→ Stated task: Exclude images, then output the remaining data verbatim.

→ Material for this task:
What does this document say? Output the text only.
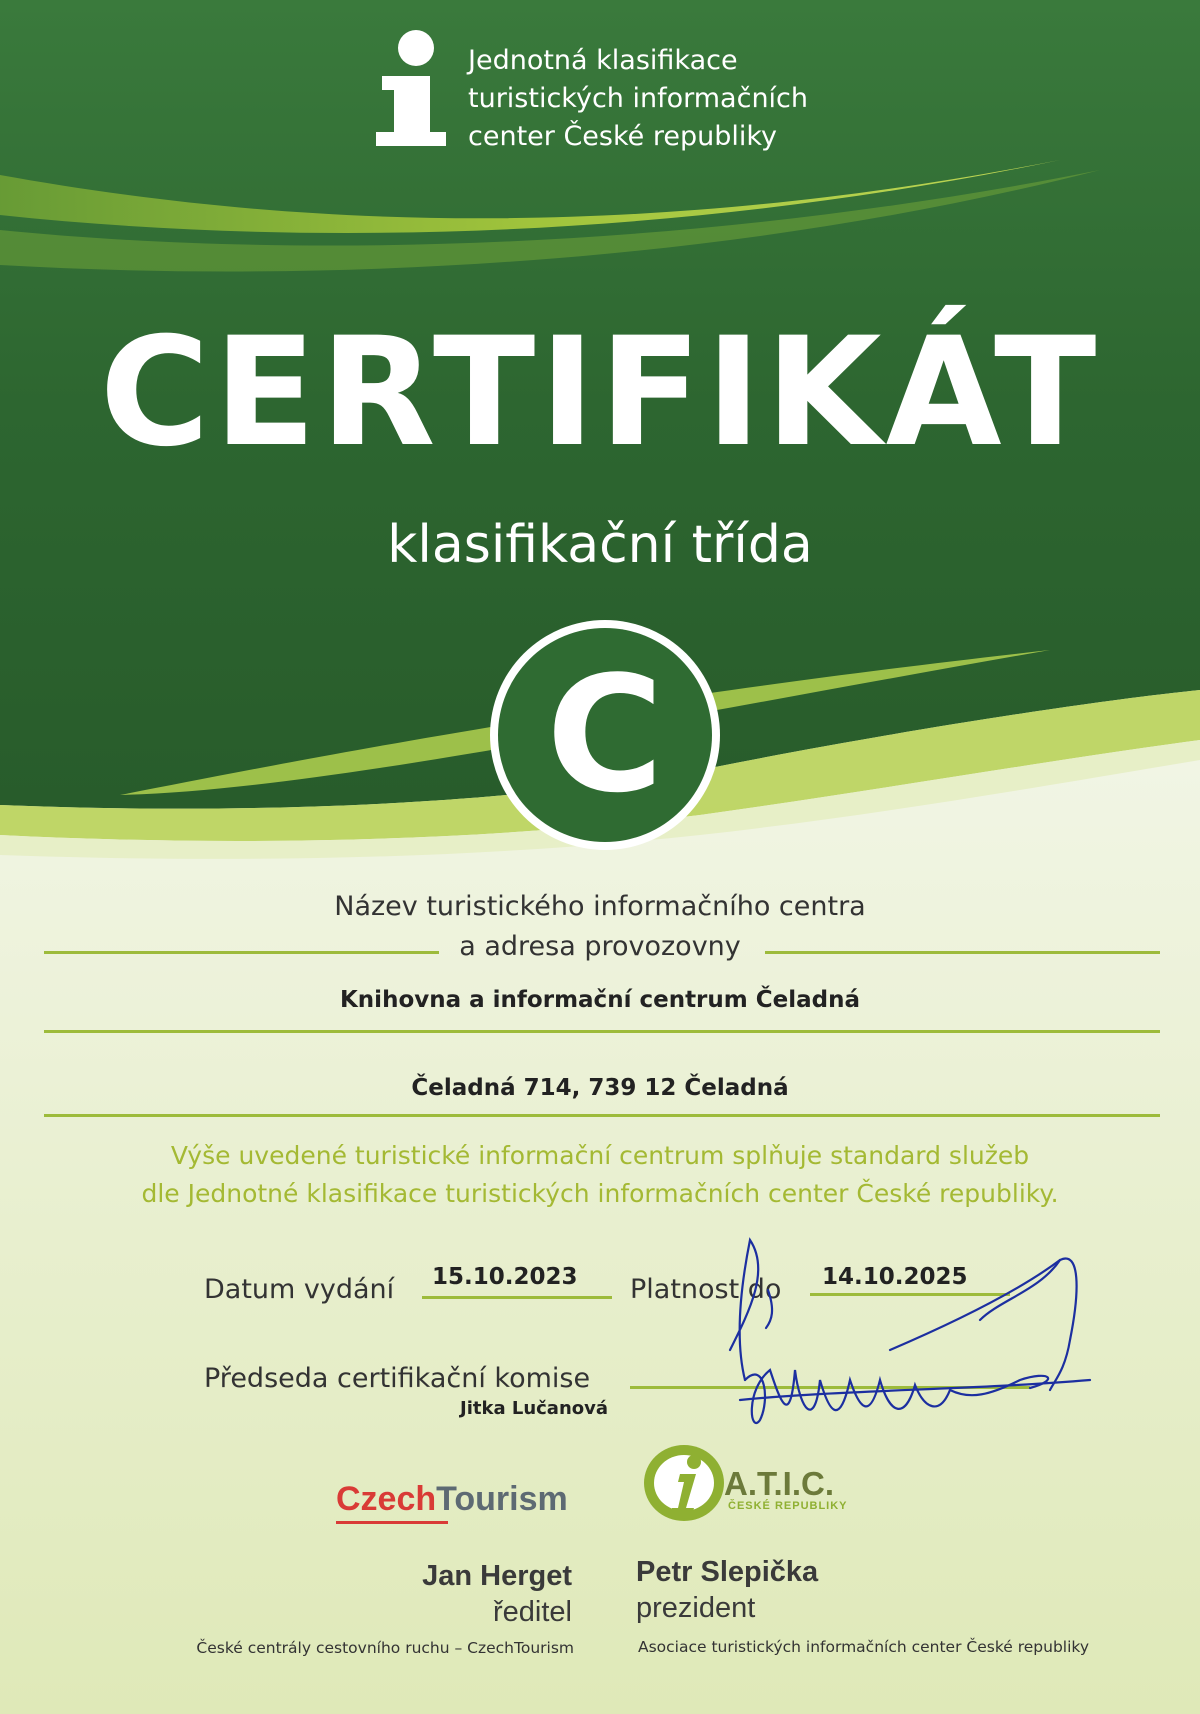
Jednotná klasifikace
turistických informačních
center České republiky
CERTIFIKÁT
klasifikační třída
C
Název turistického informačního centra
a adresa provozovny
Knihovna a informační centrum Čeladná
Čeladná 714, 739 12 Čeladná
Výše uvedené turistické informační centrum splňuje standard služeb
dle Jednotné klasifikace turistických informačních center České republiky.
Datum vydání 15.10.2023 Platnost do 14.10.2025
Předseda certifikační komise
Jitka Lučanová
CzechTourism	A.T.I.C.
ČESKÉ REPUBLIKY
Jan Herget
ředitel
České centrály cestovního ruchu – CzechTourism
Petr Slepička
prezident
Asociace turistických informačních center České republiky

→ Exercise output:
What does this document say? Output the text only.
Jednotná klasifikace
turistických informačních
center České republiky
CERTIFIKÁT
klasifikační třída
C
Název turistického informačního centra
a adresa provozovny
Knihovna a informační centrum Čeladná
Čeladná 714, 739 12 Čeladná
Výše uvedené turistické informační centrum splňuje standard služeb
dle Jednotné klasifikace turistických informačních center České republiky.
Datum vydání 15.10.2023 Platnost do 14.10.2025
Předseda certifikační komise
Jitka Lučanová
CzechTourism	A.T.I.C.
ČESKÉ REPUBLIKY
Jan Herget
ředitel
České centrály cestovního ruchu – CzechTourism
Petr Slepička
prezident
Asociace turistických informačních center České republiky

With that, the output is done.